Give the number of lines in the listing below that include the word "should", with nothing more.

-- Begin Data in this exercise --

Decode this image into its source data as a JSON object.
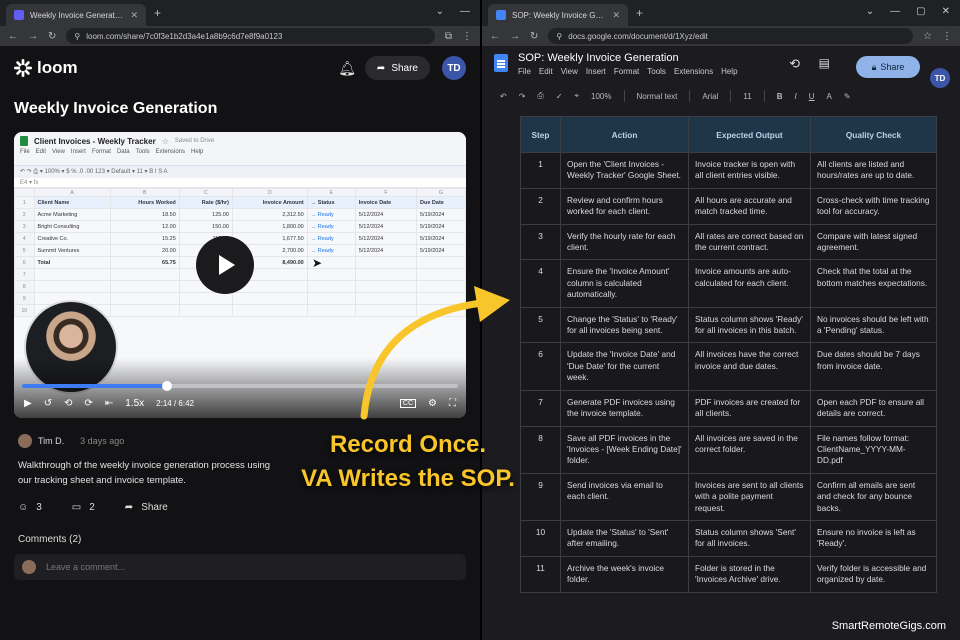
{
  "left_window": {
    "tab_title": "Weekly Invoice Generation - Loom",
    "url": "loom.com/share/7c0f3e1b2d3a4e1a8b9c6d7e8f9a0123",
    "brand": "loom",
    "share_label": "Share",
    "avatar_initials": "TD",
    "video_title": "Weekly Invoice Generation",
    "sheet": {
      "title": "Client Invoices - Weekly Tracker",
      "saved": "Saved to Drive",
      "menu": [
        "File",
        "Edit",
        "View",
        "Insert",
        "Format",
        "Data",
        "Tools",
        "Extensions",
        "Help"
      ],
      "columns": [
        "A",
        "B",
        "C",
        "D",
        "E",
        "F",
        "G"
      ],
      "header": [
        "Client Name",
        "Hours Worked",
        "Rate ($/hr)",
        "Invoice Amount",
        "Status",
        "Invoice Date",
        "Due Date"
      ],
      "rows": [
        [
          "Acme Marketing",
          "18.50",
          "125.00",
          "2,312.50",
          "Ready",
          "5/12/2024",
          "5/19/2024"
        ],
        [
          "Bright Consulting",
          "12.00",
          "150.00",
          "1,800.00",
          "Ready",
          "5/12/2024",
          "5/19/2024"
        ],
        [
          "Creative Co.",
          "15.25",
          "110.00",
          "1,677.50",
          "Ready",
          "5/12/2024",
          "5/19/2024"
        ],
        [
          "Summit Ventures",
          "20.00",
          "135.00",
          "2,700.00",
          "Ready",
          "5/12/2024",
          "5/19/2024"
        ]
      ],
      "total": [
        "Total",
        "65.75",
        "",
        "8,490.00",
        "",
        "",
        ""
      ],
      "row_numbers": [
        "1",
        "2",
        "3",
        "4",
        "5",
        "6",
        "7",
        "8",
        "9",
        "10"
      ]
    },
    "player": {
      "speed": "1.5x",
      "time": "2:14 / 6:42",
      "progress": 0.333,
      "cc": "CC"
    },
    "author": "Tim D.",
    "posted": "3 days ago",
    "description": "Walkthrough of the weekly invoice generation process using our tracking sheet and invoice template.",
    "reactions": "3",
    "comment_count": "2",
    "share_text": "Share",
    "comments_heading": "Comments (2)",
    "comment_placeholder": "Leave a comment..."
  },
  "right_window": {
    "tab_title": "SOP: Weekly Invoice Generation - Google Docs",
    "url": "docs.google.com/document/d/1Xyz/edit",
    "doc_title": "SOP: Weekly Invoice Generation",
    "menu": [
      "File",
      "Edit",
      "View",
      "Insert",
      "Format",
      "Tools",
      "Extensions",
      "Help"
    ],
    "share_label": "Share",
    "avatar_initials": "TD",
    "zoom": "100%",
    "style": "Normal text",
    "font": "Arial",
    "font_size": "11",
    "table_headers": [
      "Step",
      "Action",
      "Expected Output",
      "Quality Check"
    ],
    "steps": [
      {
        "step": "1",
        "action": "Open the 'Client Invoices - Weekly Tracker' Google Sheet.",
        "output": "Invoice tracker is open with all client entries visible.",
        "check": "All clients are listed and hours/rates are up to date."
      },
      {
        "step": "2",
        "action": "Review and confirm hours worked for each client.",
        "output": "All hours are accurate and match tracked time.",
        "check": "Cross-check with time tracking tool for accuracy."
      },
      {
        "step": "3",
        "action": "Verify the hourly rate for each client.",
        "output": "All rates are correct based on the current contract.",
        "check": "Compare with latest signed agreement."
      },
      {
        "step": "4",
        "action": "Ensure the 'Invoice Amount' column is calculated automatically.",
        "output": "Invoice amounts are auto-calculated for each client.",
        "check": "Check that the total at the bottom matches expectations."
      },
      {
        "step": "5",
        "action": "Change the 'Status' to 'Ready' for all invoices being sent.",
        "output": "Status column shows 'Ready' for all invoices in this batch.",
        "check": "No invoices should be left with a 'Pending' status."
      },
      {
        "step": "6",
        "action": "Update the 'Invoice Date' and 'Due Date' for the current week.",
        "output": "All invoices have the correct invoice and due dates.",
        "check": "Due dates should be 7 days from invoice date."
      },
      {
        "step": "7",
        "action": "Generate PDF invoices using the invoice template.",
        "output": "PDF invoices are created for all clients.",
        "check": "Open each PDF to ensure all details are correct."
      },
      {
        "step": "8",
        "action": "Save all PDF invoices in the 'Invoices - [Week Ending Date]' folder.",
        "output": "All invoices are saved in the correct folder.",
        "check": "File names follow format: ClientName_YYYY-MM-DD.pdf"
      },
      {
        "step": "9",
        "action": "Send invoices via email to each client.",
        "output": "Invoices are sent to all clients with a polite payment request.",
        "check": "Confirm all emails are sent and check for any bounce backs."
      },
      {
        "step": "10",
        "action": "Update the 'Status' to 'Sent' after emailing.",
        "output": "Status column shows 'Sent' for all invoices.",
        "check": "Ensure no invoice is left as 'Ready'."
      },
      {
        "step": "11",
        "action": "Archive the week's invoice folder.",
        "output": "Folder is stored in the 'Invoices Archive' drive.",
        "check": "Verify folder is accessible and organized by date."
      }
    ]
  },
  "overlay": {
    "line1": "Record Once.",
    "line2": "VA Writes the SOP.",
    "color": "#f8c52a"
  },
  "watermark": "SmartRemoteGigs.com"
}
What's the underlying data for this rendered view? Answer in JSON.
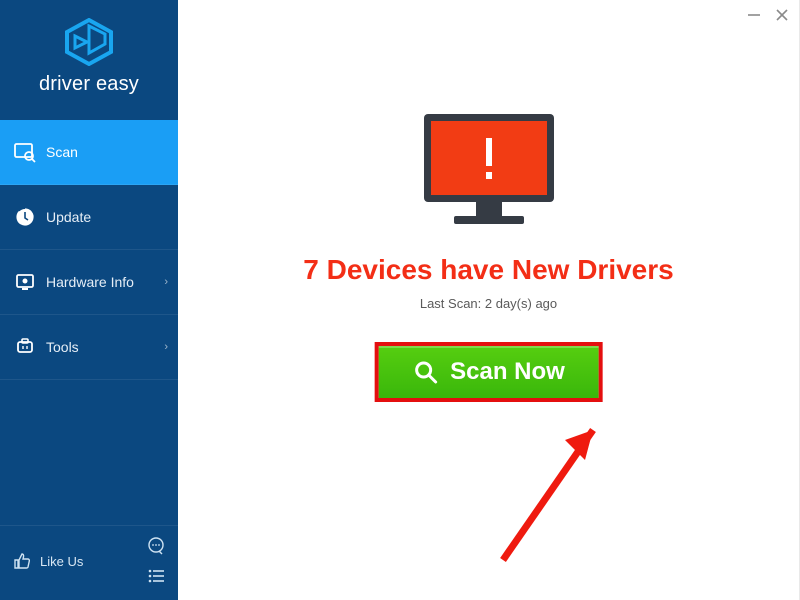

-- End Data in this exercise --

Response – 2